[Records]
* * * * * * *

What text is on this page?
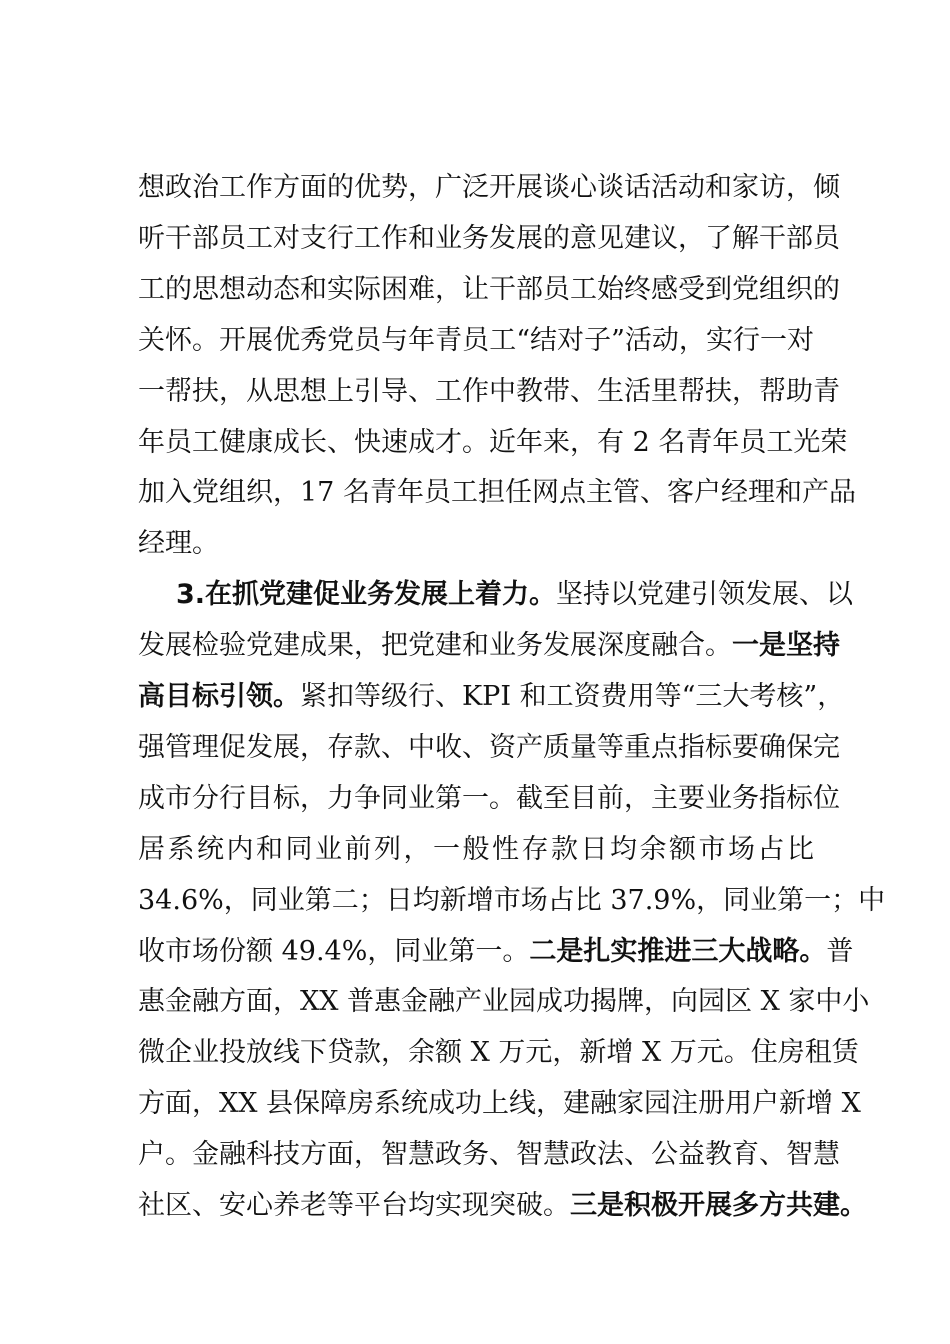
想政治工作方面的优势，广泛开展谈心谈话活动和家访，倾
听干部员工对支行工作和业务发展的意见建议，了解干部员
工的思想动态和实际困难，让干部员工始终感受到党组织的
关怀。开展优秀党员与年青员工“结对子”活动，实行一对
一帮扶，从思想上引导、工作中教带、生活里帮扶，帮助青
年员工健康成长、快速成才。近年来，有 2 名青年员工光荣
加入党组织，17 名青年员工担任网点主管、客户经理和产品
经理。
3.在抓党建促业务发展上着力。坚持以党建引领发展、以
发展检验党建成果，把党建和业务发展深度融合。一是坚持
高目标引领。紧扣等级行、KPI 和工资费用等“三大考核”，
强管理促发展，存款、中收、资产质量等重点指标要确保完
成市分行目标，力争同业第一。截至目前，主要业务指标位
居系统内和同业前列，一般性存款日均余额市场占比
34.6%，同业第二；日均新增市场占比 37.9%，同业第一；中
收市场份额 49.4%，同业第一。二是扎实推进三大战略。普
惠金融方面，XX 普惠金融产业园成功揭牌，向园区 X 家中小
微企业投放线下贷款，余额 X 万元，新增 X 万元。住房租赁
方面，XX 县保障房系统成功上线，建融家园注册用户新增 X
户。金融科技方面，智慧政务、智慧政法、公益教育、智慧
社区、安心养老等平台均实现突破。三是积极开展多方共建。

* * * * * * *

● Task instructions: Repeat each entry above word for word, leaving every picture out.

● Task solution:
What text is on this page?
想政治工作方面的优势，广泛开展谈心谈话活动和家访，倾
听干部员工对支行工作和业务发展的意见建议，了解干部员
工的思想动态和实际困难，让干部员工始终感受到党组织的
关怀。开展优秀党员与年青员工“结对子”活动，实行一对
一帮扶，从思想上引导、工作中教带、生活里帮扶，帮助青
年员工健康成长、快速成才。近年来，有 2 名青年员工光荣
加入党组织，17 名青年员工担任网点主管、客户经理和产品
经理。
3.在抓党建促业务发展上着力。坚持以党建引领发展、以
发展检验党建成果，把党建和业务发展深度融合。一是坚持
高目标引领。紧扣等级行、KPI 和工资费用等“三大考核”，
强管理促发展，存款、中收、资产质量等重点指标要确保完
成市分行目标，力争同业第一。截至目前，主要业务指标位
居系统内和同业前列，一般性存款日均余额市场占比
34.6%，同业第二；日均新增市场占比 37.9%，同业第一；中
收市场份额 49.4%，同业第一。二是扎实推进三大战略。普
惠金融方面，XX 普惠金融产业园成功揭牌，向园区 X 家中小
微企业投放线下贷款，余额 X 万元，新增 X 万元。住房租赁
方面，XX 县保障房系统成功上线，建融家园注册用户新增 X
户。金融科技方面，智慧政务、智慧政法、公益教育、智慧
社区、安心养老等平台均实现突破。三是积极开展多方共建。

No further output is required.